## What to work on
Count how many lines in this material contain "close". The answer is that number alone.

Structured figure records
####################

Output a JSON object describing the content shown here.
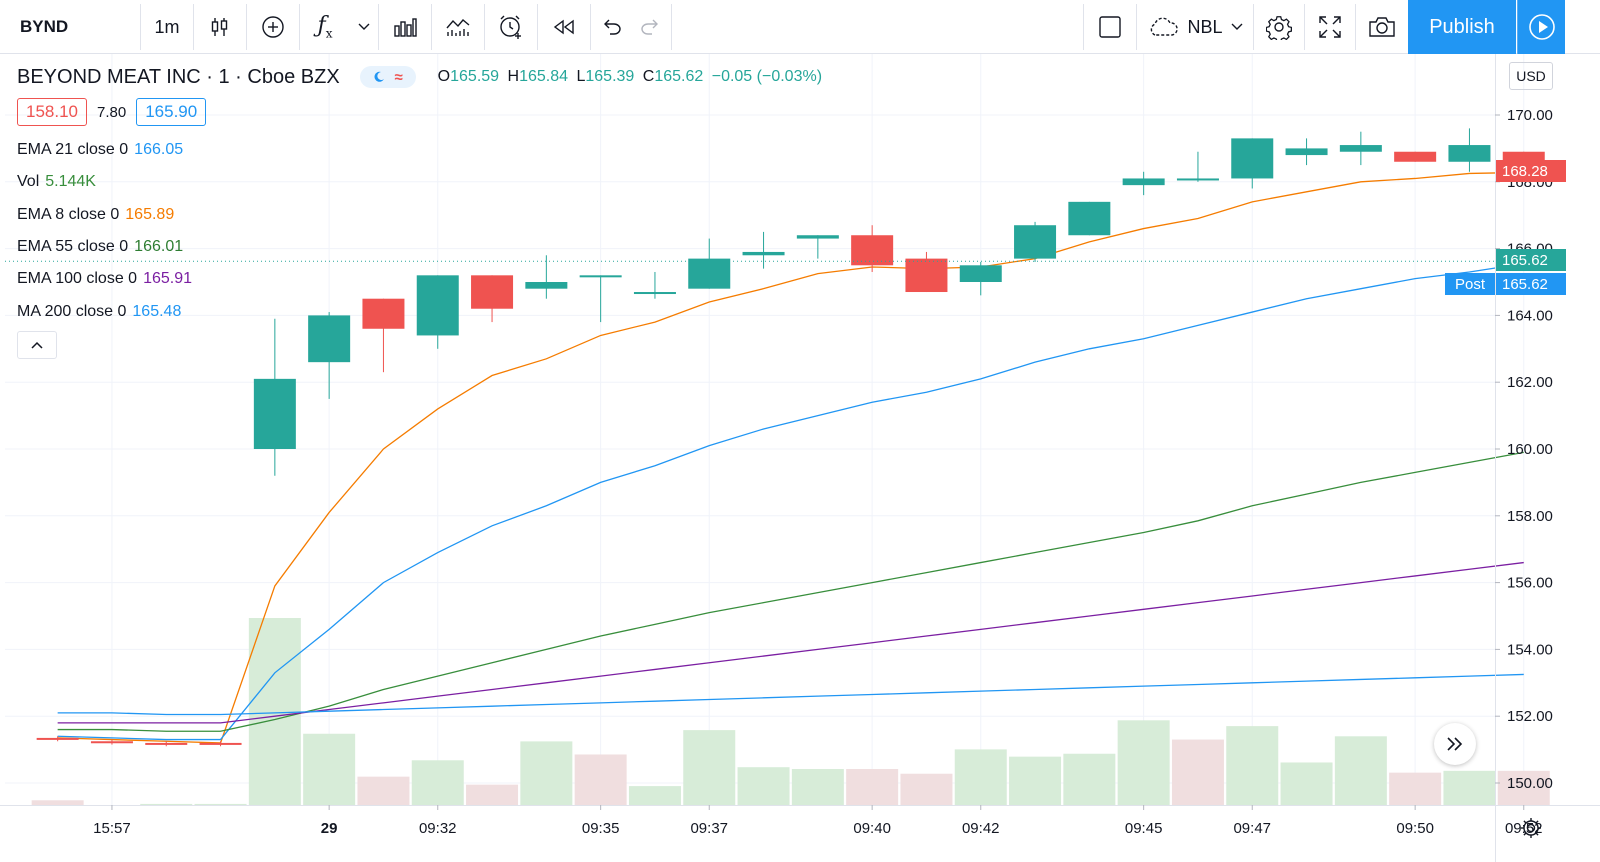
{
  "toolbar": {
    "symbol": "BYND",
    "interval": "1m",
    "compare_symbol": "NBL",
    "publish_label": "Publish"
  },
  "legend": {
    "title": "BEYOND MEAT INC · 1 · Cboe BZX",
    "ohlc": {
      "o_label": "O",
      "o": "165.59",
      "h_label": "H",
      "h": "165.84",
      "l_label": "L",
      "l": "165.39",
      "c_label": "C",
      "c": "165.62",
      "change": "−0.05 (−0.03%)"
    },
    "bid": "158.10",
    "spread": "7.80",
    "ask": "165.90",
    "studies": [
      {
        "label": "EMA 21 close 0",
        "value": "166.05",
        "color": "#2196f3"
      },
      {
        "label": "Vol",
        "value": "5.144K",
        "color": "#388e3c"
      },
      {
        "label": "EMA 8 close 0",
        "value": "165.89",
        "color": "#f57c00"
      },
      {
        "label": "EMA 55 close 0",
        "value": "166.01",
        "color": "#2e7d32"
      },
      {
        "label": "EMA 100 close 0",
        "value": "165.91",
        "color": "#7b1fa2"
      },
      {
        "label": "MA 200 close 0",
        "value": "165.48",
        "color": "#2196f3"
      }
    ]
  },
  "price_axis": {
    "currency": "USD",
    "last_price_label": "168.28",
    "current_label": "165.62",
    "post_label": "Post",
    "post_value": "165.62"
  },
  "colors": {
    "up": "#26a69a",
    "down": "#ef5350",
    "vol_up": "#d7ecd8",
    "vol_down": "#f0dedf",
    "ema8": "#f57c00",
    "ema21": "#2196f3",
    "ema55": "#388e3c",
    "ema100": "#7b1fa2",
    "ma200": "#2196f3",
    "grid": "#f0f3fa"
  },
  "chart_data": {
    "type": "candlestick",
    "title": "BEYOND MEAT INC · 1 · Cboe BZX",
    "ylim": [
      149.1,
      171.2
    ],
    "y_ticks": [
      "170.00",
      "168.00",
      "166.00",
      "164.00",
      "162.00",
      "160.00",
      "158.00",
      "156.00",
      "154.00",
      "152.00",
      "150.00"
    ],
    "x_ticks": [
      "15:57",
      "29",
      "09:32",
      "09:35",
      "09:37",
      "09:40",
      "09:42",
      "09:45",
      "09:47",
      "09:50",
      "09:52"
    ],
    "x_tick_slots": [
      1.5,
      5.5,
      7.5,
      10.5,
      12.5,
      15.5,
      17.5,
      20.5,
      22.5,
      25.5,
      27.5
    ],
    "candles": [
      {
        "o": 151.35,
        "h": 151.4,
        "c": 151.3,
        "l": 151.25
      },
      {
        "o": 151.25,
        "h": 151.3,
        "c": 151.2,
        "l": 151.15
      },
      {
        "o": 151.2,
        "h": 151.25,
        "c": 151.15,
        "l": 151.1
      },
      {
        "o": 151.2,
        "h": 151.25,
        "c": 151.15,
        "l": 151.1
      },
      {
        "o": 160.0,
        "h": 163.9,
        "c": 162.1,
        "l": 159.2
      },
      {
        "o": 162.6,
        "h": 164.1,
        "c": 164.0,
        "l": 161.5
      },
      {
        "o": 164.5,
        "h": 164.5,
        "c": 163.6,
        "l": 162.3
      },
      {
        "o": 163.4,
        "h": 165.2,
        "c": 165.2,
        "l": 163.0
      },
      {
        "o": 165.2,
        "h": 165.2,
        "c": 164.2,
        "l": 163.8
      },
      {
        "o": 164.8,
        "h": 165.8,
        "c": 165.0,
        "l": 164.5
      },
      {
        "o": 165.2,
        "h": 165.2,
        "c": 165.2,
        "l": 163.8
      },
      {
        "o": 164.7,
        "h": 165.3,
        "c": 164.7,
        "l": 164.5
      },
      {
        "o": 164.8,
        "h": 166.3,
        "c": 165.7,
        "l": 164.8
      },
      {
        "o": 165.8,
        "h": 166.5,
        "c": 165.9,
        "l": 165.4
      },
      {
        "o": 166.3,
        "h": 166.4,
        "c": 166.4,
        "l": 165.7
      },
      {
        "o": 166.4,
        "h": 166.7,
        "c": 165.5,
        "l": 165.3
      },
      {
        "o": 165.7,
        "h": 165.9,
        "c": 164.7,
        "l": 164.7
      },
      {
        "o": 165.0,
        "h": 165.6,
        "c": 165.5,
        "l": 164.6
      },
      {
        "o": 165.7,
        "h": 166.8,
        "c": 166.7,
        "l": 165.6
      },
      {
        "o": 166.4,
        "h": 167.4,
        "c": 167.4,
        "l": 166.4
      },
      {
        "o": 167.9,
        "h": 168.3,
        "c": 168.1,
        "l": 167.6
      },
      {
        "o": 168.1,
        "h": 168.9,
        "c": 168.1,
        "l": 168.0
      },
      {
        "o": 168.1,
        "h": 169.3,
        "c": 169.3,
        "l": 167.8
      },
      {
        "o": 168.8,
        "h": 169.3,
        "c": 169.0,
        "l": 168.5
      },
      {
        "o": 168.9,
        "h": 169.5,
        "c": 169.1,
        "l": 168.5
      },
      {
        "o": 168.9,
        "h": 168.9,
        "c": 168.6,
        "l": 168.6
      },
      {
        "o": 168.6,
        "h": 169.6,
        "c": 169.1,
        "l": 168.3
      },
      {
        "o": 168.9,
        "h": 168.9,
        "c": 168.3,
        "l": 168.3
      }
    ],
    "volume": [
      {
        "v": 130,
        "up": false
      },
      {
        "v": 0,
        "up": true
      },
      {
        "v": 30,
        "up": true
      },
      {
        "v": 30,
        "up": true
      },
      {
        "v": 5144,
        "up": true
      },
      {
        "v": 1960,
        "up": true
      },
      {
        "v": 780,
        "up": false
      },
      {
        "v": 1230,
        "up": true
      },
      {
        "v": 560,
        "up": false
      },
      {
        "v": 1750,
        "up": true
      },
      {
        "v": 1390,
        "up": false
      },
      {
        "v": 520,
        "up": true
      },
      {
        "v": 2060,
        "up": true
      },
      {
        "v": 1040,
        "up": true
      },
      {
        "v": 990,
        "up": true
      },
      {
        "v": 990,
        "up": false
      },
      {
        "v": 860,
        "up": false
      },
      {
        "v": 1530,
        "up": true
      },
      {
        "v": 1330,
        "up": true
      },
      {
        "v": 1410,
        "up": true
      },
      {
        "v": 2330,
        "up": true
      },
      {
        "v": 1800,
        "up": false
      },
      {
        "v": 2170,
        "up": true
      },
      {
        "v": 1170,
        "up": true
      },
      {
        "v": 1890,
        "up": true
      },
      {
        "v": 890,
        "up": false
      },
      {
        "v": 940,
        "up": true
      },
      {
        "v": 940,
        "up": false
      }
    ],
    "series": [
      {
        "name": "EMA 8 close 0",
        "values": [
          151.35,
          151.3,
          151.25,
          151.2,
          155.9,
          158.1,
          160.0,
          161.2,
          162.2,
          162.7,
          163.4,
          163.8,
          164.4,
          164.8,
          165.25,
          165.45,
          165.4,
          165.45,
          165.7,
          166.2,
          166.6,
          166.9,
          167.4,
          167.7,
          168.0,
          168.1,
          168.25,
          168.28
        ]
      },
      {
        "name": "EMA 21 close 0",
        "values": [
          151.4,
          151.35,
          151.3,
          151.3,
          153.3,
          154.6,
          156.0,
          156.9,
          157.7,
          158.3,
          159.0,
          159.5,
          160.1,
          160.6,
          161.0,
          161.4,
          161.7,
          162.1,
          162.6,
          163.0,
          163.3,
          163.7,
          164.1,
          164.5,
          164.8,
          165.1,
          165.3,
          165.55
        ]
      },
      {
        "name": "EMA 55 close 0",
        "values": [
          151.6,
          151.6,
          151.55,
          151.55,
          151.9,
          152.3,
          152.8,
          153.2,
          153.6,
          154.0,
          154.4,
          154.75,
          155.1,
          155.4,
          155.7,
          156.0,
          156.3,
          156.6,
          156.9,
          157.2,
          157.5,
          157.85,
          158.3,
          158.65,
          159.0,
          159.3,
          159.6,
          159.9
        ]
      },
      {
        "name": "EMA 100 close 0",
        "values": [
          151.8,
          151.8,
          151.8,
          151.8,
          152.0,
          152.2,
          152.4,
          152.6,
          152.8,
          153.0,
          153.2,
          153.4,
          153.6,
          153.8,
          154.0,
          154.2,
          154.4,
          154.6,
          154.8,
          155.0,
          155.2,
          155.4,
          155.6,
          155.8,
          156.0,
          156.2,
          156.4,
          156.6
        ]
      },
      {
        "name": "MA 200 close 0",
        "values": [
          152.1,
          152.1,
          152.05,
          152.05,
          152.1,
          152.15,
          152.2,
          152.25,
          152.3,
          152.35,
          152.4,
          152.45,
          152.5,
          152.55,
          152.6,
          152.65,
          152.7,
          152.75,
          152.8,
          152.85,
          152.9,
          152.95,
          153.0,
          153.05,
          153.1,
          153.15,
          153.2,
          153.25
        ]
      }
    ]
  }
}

####################

## Completed task
10